— BEGIN DATA ENTRIES —
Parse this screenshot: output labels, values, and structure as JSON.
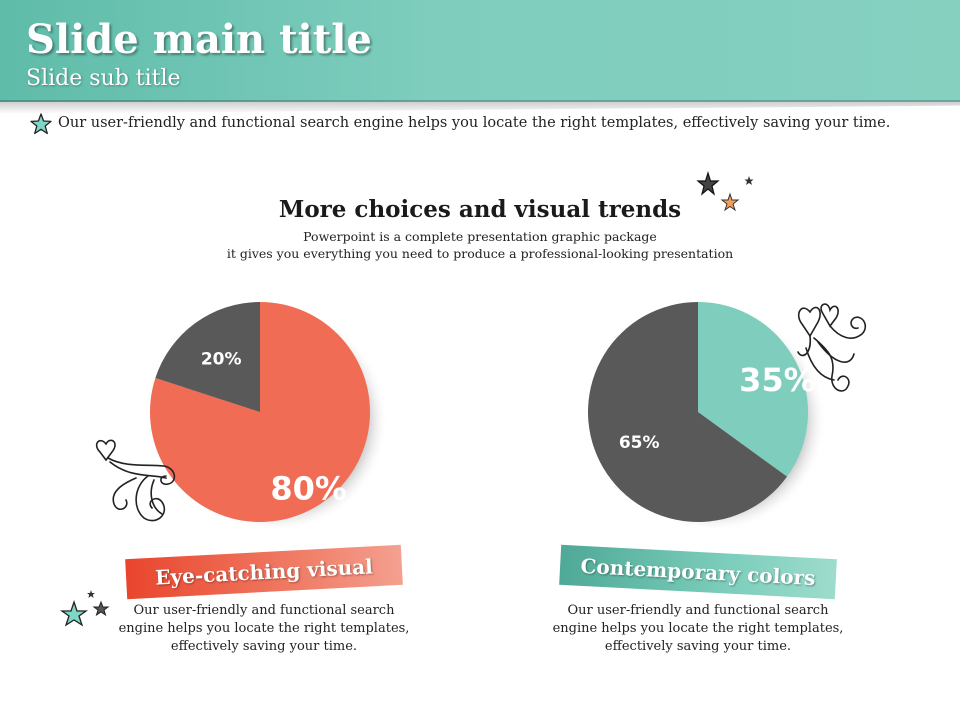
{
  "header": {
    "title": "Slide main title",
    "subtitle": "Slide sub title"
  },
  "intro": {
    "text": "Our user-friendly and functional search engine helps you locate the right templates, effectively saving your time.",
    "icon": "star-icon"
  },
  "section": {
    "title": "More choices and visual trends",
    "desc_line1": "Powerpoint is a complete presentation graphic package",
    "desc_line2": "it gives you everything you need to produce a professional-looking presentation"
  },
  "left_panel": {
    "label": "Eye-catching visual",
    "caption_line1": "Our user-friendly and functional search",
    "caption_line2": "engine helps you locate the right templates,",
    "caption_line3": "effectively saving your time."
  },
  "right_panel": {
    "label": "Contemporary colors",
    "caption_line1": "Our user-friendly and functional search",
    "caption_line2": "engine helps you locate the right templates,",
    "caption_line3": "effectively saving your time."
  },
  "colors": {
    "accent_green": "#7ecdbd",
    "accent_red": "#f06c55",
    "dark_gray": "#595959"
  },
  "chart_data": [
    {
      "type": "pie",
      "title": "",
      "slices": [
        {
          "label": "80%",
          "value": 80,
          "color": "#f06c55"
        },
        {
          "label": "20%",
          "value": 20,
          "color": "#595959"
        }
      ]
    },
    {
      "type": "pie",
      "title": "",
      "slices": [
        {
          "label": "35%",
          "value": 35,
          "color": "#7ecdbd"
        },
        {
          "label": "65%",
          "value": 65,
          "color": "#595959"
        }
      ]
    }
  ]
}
— END DATA ENTRIES —
— BEGIN DATA ENTRIES —
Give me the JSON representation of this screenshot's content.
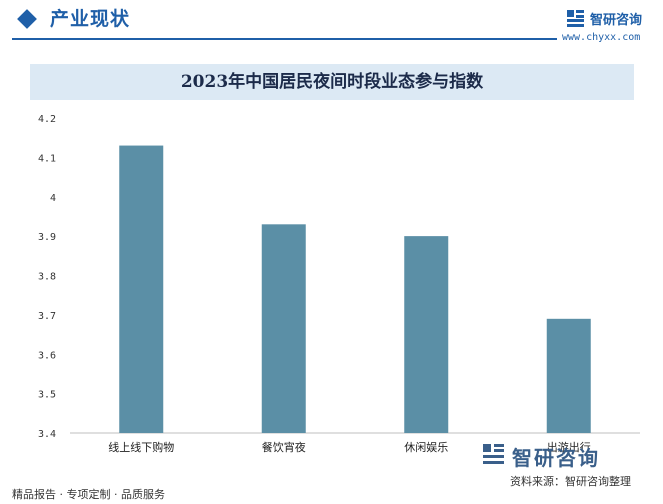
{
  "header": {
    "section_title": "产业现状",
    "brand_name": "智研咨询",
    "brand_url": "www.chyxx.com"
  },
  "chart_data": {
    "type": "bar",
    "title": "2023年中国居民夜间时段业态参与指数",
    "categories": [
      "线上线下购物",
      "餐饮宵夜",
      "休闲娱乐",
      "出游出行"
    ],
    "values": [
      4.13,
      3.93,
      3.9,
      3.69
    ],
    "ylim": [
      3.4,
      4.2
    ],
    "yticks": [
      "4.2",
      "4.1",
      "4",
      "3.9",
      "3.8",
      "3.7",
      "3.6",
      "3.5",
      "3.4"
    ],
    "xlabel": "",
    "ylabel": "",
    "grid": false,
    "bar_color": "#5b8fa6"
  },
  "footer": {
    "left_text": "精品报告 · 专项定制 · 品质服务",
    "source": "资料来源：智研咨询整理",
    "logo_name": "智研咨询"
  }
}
— END DATA ENTRIES —
• GIVEN TASK: Copy every line that contains the string "JSON".

• RESULT:
Parse this screenshot: output labels, values, and structure as JSON.
Give me the JSON representation of this screenshot's content.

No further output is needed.